── Provided records

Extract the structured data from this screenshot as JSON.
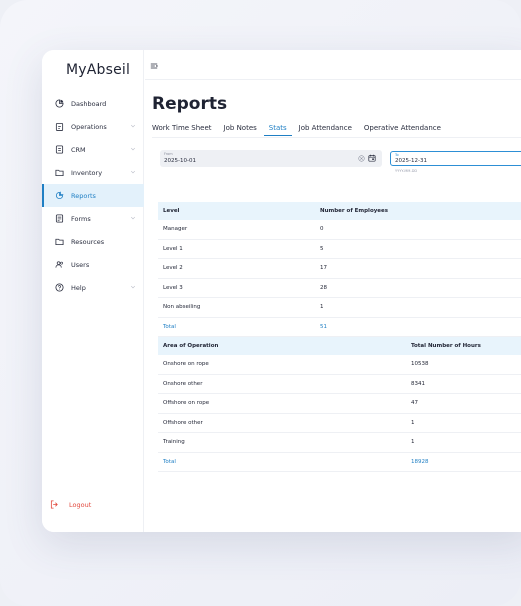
{
  "app": {
    "name": "MyAbseil"
  },
  "sidebar": {
    "items": [
      {
        "label": "Dashboard",
        "icon": "dashboard-icon",
        "has_chevron": false
      },
      {
        "label": "Operations",
        "icon": "clipboard-icon",
        "has_chevron": true
      },
      {
        "label": "CRM",
        "icon": "contacts-icon",
        "has_chevron": true
      },
      {
        "label": "Inventory",
        "icon": "folder-icon",
        "has_chevron": true
      },
      {
        "label": "Reports",
        "icon": "pie-chart-icon",
        "has_chevron": false,
        "active": true
      },
      {
        "label": "Forms",
        "icon": "form-icon",
        "has_chevron": true
      },
      {
        "label": "Resources",
        "icon": "folder-icon",
        "has_chevron": false
      },
      {
        "label": "Users",
        "icon": "users-icon",
        "has_chevron": false
      },
      {
        "label": "Help",
        "icon": "help-icon",
        "has_chevron": true
      }
    ],
    "logout": "Logout"
  },
  "page": {
    "title": "Reports"
  },
  "tabs": [
    "Work Time Sheet",
    "Job Notes",
    "Stats",
    "Job Attendance",
    "Operative Attendance"
  ],
  "active_tab": "Stats",
  "filters": {
    "from": {
      "label": "From",
      "value": "2025-10-01"
    },
    "to": {
      "label": "To",
      "value": "2025-12-31",
      "hint": "YYYY-MM-DD"
    }
  },
  "employees_table": {
    "headers": [
      "Level",
      "Number of Employees"
    ],
    "rows": [
      [
        "Manager",
        "0"
      ],
      [
        "Level 1",
        "5"
      ],
      [
        "Level 2",
        "17"
      ],
      [
        "Level 3",
        "28"
      ],
      [
        "Non abseiling",
        "1"
      ]
    ],
    "total": [
      "Total",
      "51"
    ]
  },
  "hours_table": {
    "headers": [
      "Area of Operation",
      "Total Number of Hours"
    ],
    "rows": [
      [
        "Onshore on rope",
        "10538"
      ],
      [
        "Onshore other",
        "8341"
      ],
      [
        "Offshore on rope",
        "47"
      ],
      [
        "Offshore other",
        "1"
      ],
      [
        "Training",
        "1"
      ]
    ],
    "total": [
      "Total",
      "18928"
    ]
  },
  "colors": {
    "accent": "#1f7fc4",
    "header_bg": "#e8f4fc",
    "logout": "#e2483d"
  }
}
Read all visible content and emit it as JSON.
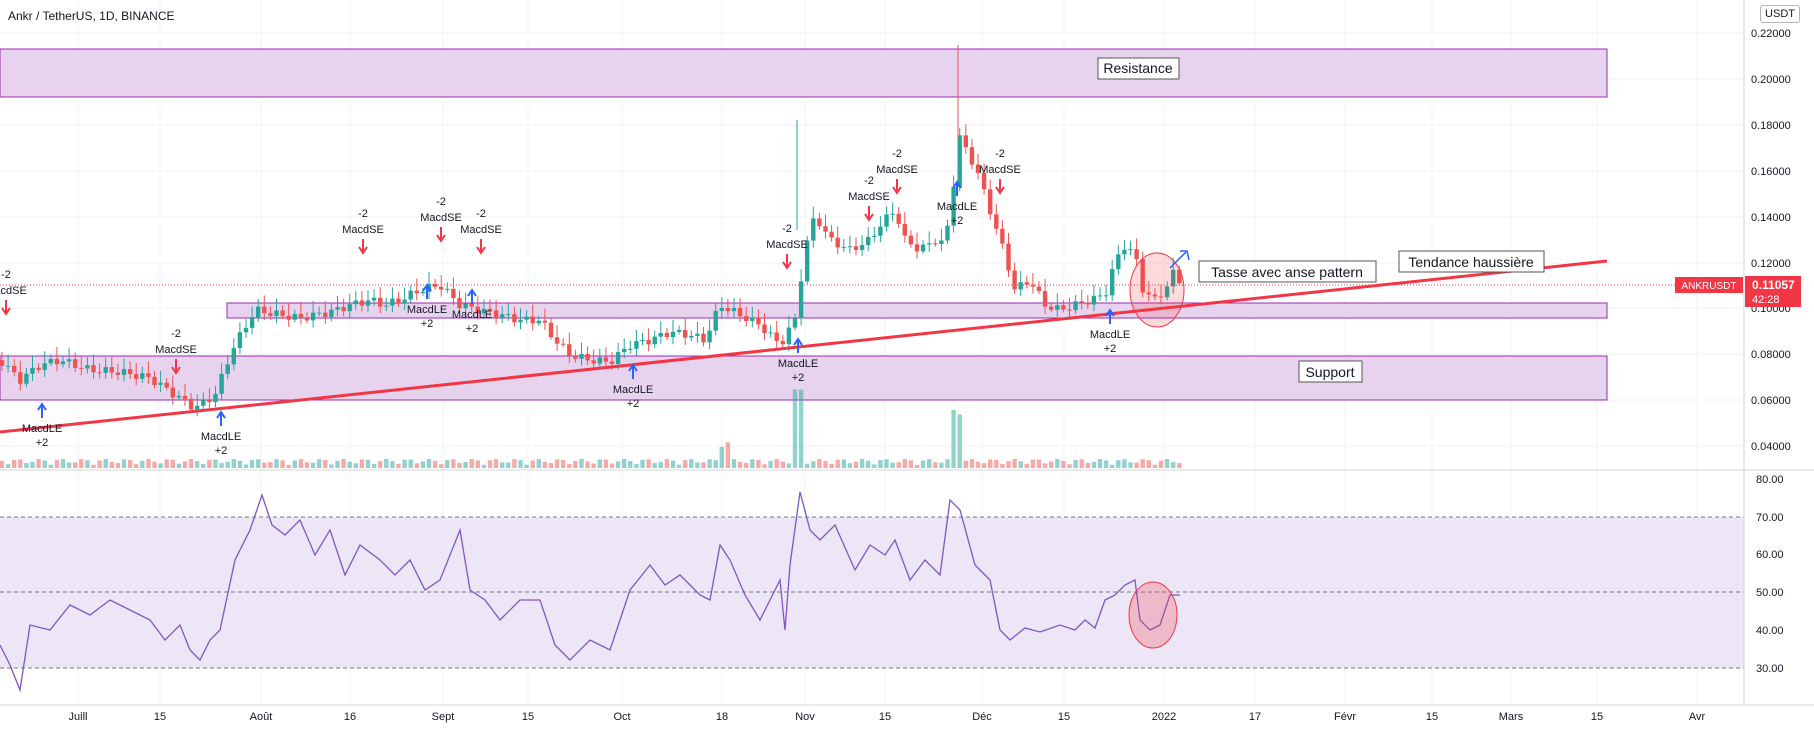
{
  "header": {
    "title": "Ankr / TetherUS, 1D, BINANCE",
    "currency_button": "USDT"
  },
  "price_axis": {
    "ticks": [
      "0.22000",
      "0.20000",
      "0.18000",
      "0.16000",
      "0.14000",
      "0.12000",
      "0.10000",
      "0.08000",
      "0.06000",
      "0.04000"
    ],
    "symbol_tag": "ANKRUSDT",
    "current_price": "0.11057",
    "countdown": "42:28"
  },
  "rsi_axis": {
    "ticks": [
      "80.00",
      "70.00",
      "60.00",
      "50.00",
      "40.00",
      "30.00"
    ]
  },
  "time_axis": {
    "ticks": [
      "Juill",
      "15",
      "Août",
      "16",
      "Sept",
      "15",
      "Oct",
      "18",
      "Nov",
      "15",
      "Déc",
      "15",
      "2022",
      "17",
      "Févr",
      "15",
      "Mars",
      "15",
      "Avr"
    ]
  },
  "annotations": {
    "resistance": "Resistance",
    "support": "Support",
    "cup_handle": "Tasse avec anse pattern",
    "uptrend": "Tendance haussière"
  },
  "signals": {
    "short_value": "-2",
    "short_name": "MacdSE",
    "long_name": "MacdLE",
    "long_value": "+2"
  },
  "colors": {
    "up": "#26a69a",
    "down": "#ef5350",
    "zone_fill": "#e8d3ee",
    "zone_stroke": "#9c27b0",
    "trendline": "#f23645",
    "rsi_line": "#7e57c2",
    "rsi_band": "#ece6f7",
    "long_arrow": "#2962ff",
    "short_arrow": "#f23645",
    "price_tag": "#f23645"
  }
}
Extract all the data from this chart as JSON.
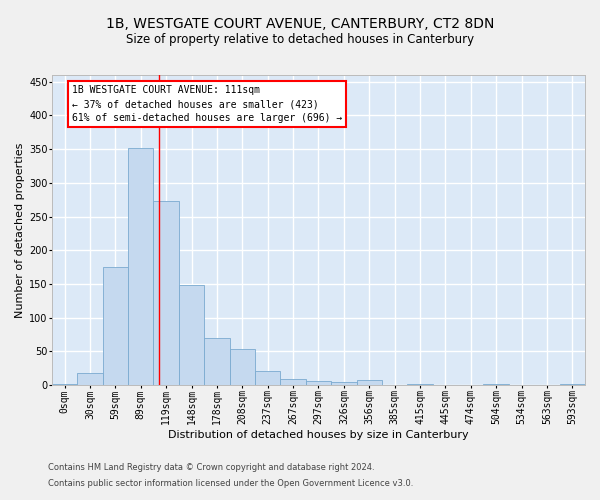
{
  "title_line1": "1B, WESTGATE COURT AVENUE, CANTERBURY, CT2 8DN",
  "title_line2": "Size of property relative to detached houses in Canterbury",
  "xlabel": "Distribution of detached houses by size in Canterbury",
  "ylabel": "Number of detached properties",
  "bar_color": "#c5d9ef",
  "bar_edge_color": "#7aaad0",
  "background_color": "#dce9f7",
  "grid_color": "#ffffff",
  "fig_facecolor": "#f0f0f0",
  "categories": [
    "0sqm",
    "30sqm",
    "59sqm",
    "89sqm",
    "119sqm",
    "148sqm",
    "178sqm",
    "208sqm",
    "237sqm",
    "267sqm",
    "297sqm",
    "326sqm",
    "356sqm",
    "385sqm",
    "415sqm",
    "445sqm",
    "474sqm",
    "504sqm",
    "534sqm",
    "563sqm",
    "593sqm"
  ],
  "values": [
    2,
    18,
    175,
    352,
    273,
    148,
    70,
    53,
    21,
    9,
    6,
    5,
    7,
    0,
    2,
    0,
    0,
    2,
    0,
    0,
    2
  ],
  "red_line_x": 3.72,
  "annotation_text": "1B WESTGATE COURT AVENUE: 111sqm\n← 37% of detached houses are smaller (423)\n61% of semi-detached houses are larger (696) →",
  "ylim": [
    0,
    460
  ],
  "yticks": [
    0,
    50,
    100,
    150,
    200,
    250,
    300,
    350,
    400,
    450
  ],
  "footnote_line1": "Contains HM Land Registry data © Crown copyright and database right 2024.",
  "footnote_line2": "Contains public sector information licensed under the Open Government Licence v3.0.",
  "title_fontsize": 10,
  "subtitle_fontsize": 8.5,
  "tick_fontsize": 7,
  "ylabel_fontsize": 8,
  "xlabel_fontsize": 8,
  "annot_fontsize": 7,
  "footnote_fontsize": 6
}
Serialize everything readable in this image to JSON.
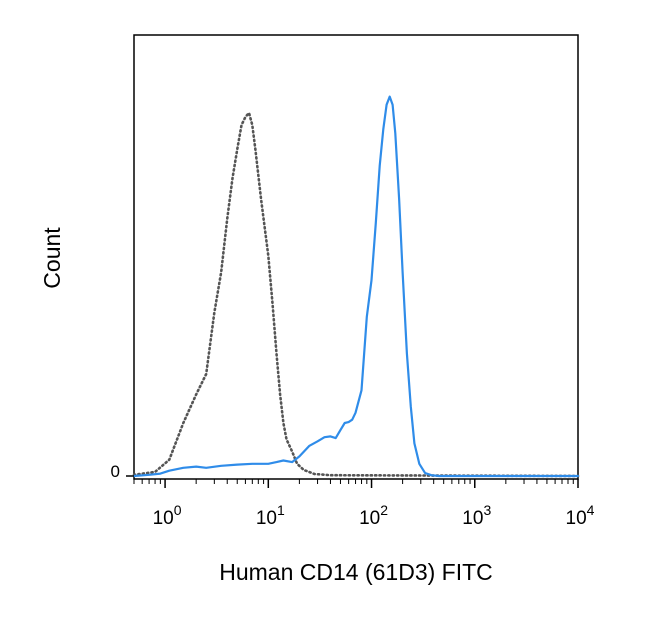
{
  "chart_data": {
    "type": "line",
    "xlabel": "Human CD14 (61D3) FITC",
    "ylabel": "Count",
    "x_scale": "log",
    "xlim": [
      0.5,
      10000
    ],
    "ylim": [
      0,
      100
    ],
    "grid": false,
    "x_ticks": [
      {
        "base": "10",
        "exp": "0",
        "value": 1
      },
      {
        "base": "10",
        "exp": "1",
        "value": 10
      },
      {
        "base": "10",
        "exp": "2",
        "value": 100
      },
      {
        "base": "10",
        "exp": "3",
        "value": 1000
      },
      {
        "base": "10",
        "exp": "4",
        "value": 10000
      }
    ],
    "y_ticks": [
      {
        "label": "0",
        "value": 0
      }
    ],
    "series": [
      {
        "style": "dotted",
        "color": "#555555",
        "points": [
          [
            0.5,
            0.3
          ],
          [
            0.8,
            1.0
          ],
          [
            1.1,
            4
          ],
          [
            1.5,
            13
          ],
          [
            2.0,
            20
          ],
          [
            2.5,
            25
          ],
          [
            3.0,
            40
          ],
          [
            3.5,
            50
          ],
          [
            4.0,
            63
          ],
          [
            4.5,
            73
          ],
          [
            5.0,
            80
          ],
          [
            5.5,
            86
          ],
          [
            6.0,
            88
          ],
          [
            6.5,
            89
          ],
          [
            7.0,
            86
          ],
          [
            7.5,
            80
          ],
          [
            8.5,
            68
          ],
          [
            10,
            54
          ],
          [
            11,
            42
          ],
          [
            12,
            30
          ],
          [
            13,
            20
          ],
          [
            14,
            13
          ],
          [
            15,
            9
          ],
          [
            17,
            6
          ],
          [
            19,
            3
          ],
          [
            22,
            1.5
          ],
          [
            28,
            0.5
          ],
          [
            40,
            0.2
          ],
          [
            10000,
            0
          ]
        ]
      },
      {
        "style": "solid",
        "color": "#2f8ce9",
        "points": [
          [
            0.5,
            0
          ],
          [
            0.7,
            0.3
          ],
          [
            0.9,
            0.6
          ],
          [
            1.1,
            1.3
          ],
          [
            1.5,
            2.0
          ],
          [
            2.0,
            2.3
          ],
          [
            2.5,
            2.0
          ],
          [
            3.5,
            2.5
          ],
          [
            5,
            2.8
          ],
          [
            7,
            3.0
          ],
          [
            10,
            3.0
          ],
          [
            12,
            3.4
          ],
          [
            14,
            3.8
          ],
          [
            17,
            3.4
          ],
          [
            20,
            4.8
          ],
          [
            25,
            7.4
          ],
          [
            30,
            8.5
          ],
          [
            35,
            9.5
          ],
          [
            40,
            9.7
          ],
          [
            45,
            9.3
          ],
          [
            50,
            11.3
          ],
          [
            55,
            13.0
          ],
          [
            60,
            13.2
          ],
          [
            65,
            13.8
          ],
          [
            70,
            15.5
          ],
          [
            80,
            21
          ],
          [
            90,
            39
          ],
          [
            100,
            48
          ],
          [
            110,
            62
          ],
          [
            120,
            76
          ],
          [
            130,
            85
          ],
          [
            140,
            91
          ],
          [
            150,
            93
          ],
          [
            160,
            91
          ],
          [
            170,
            84
          ],
          [
            185,
            68
          ],
          [
            200,
            50
          ],
          [
            220,
            30
          ],
          [
            240,
            17
          ],
          [
            260,
            8
          ],
          [
            290,
            3
          ],
          [
            330,
            0.7
          ],
          [
            380,
            0.2
          ],
          [
            450,
            0
          ],
          [
            10000,
            0
          ]
        ]
      }
    ]
  }
}
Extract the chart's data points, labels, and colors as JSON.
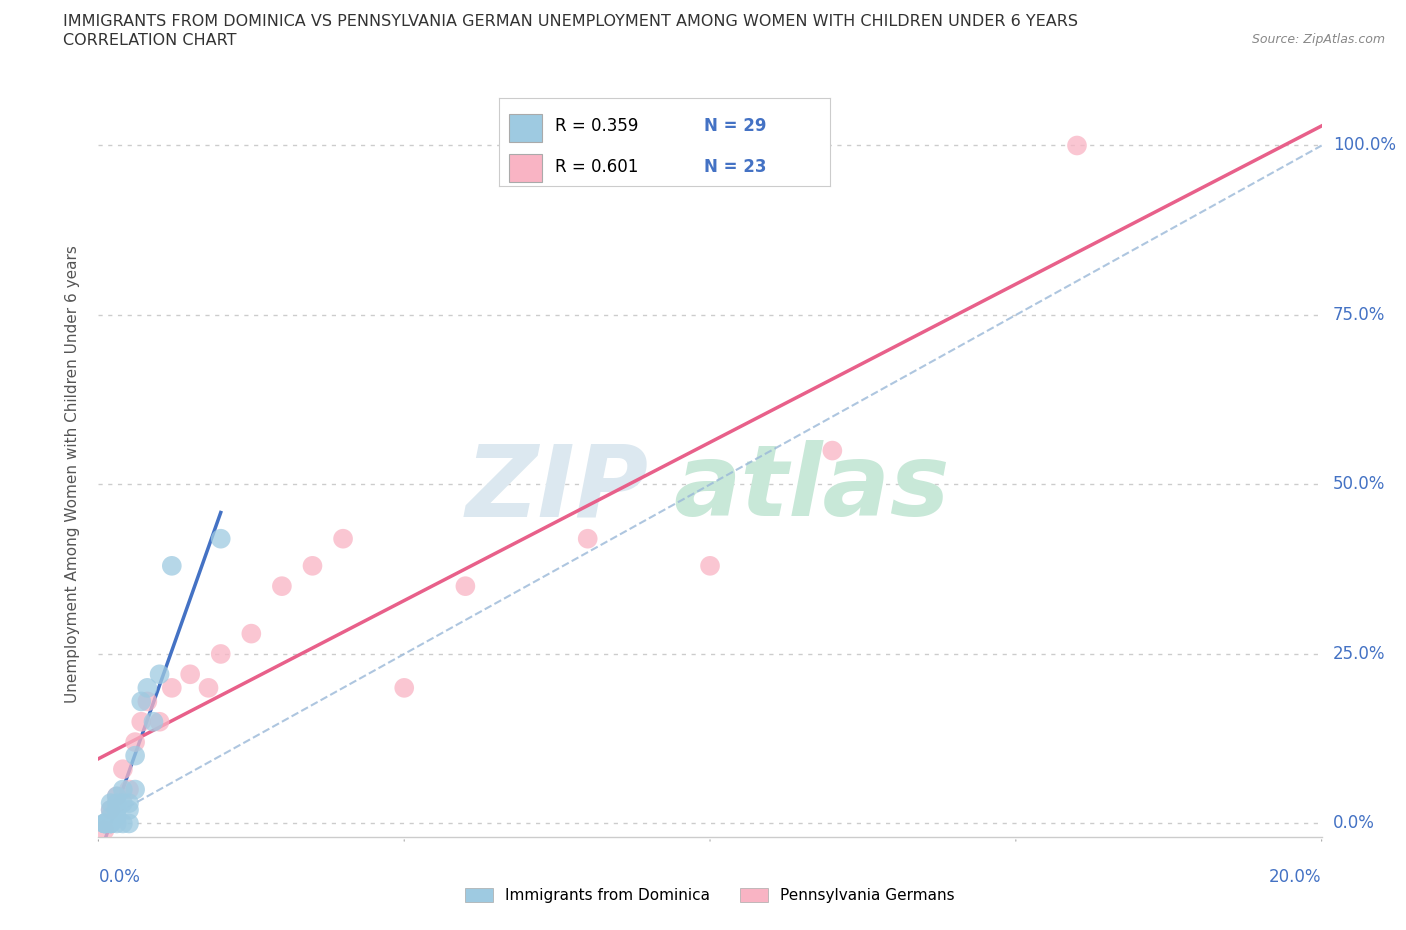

────

Do this » Find the word "Contains" in the data and show each line that holds it.

Solution to the exercise »
  "footnote_line1": "Contains HM Land Registry data © Crown copyright and database right 2024.",
  "footnote_line2": "Contains public sector information licensed under the Open Government Licence v3.0.",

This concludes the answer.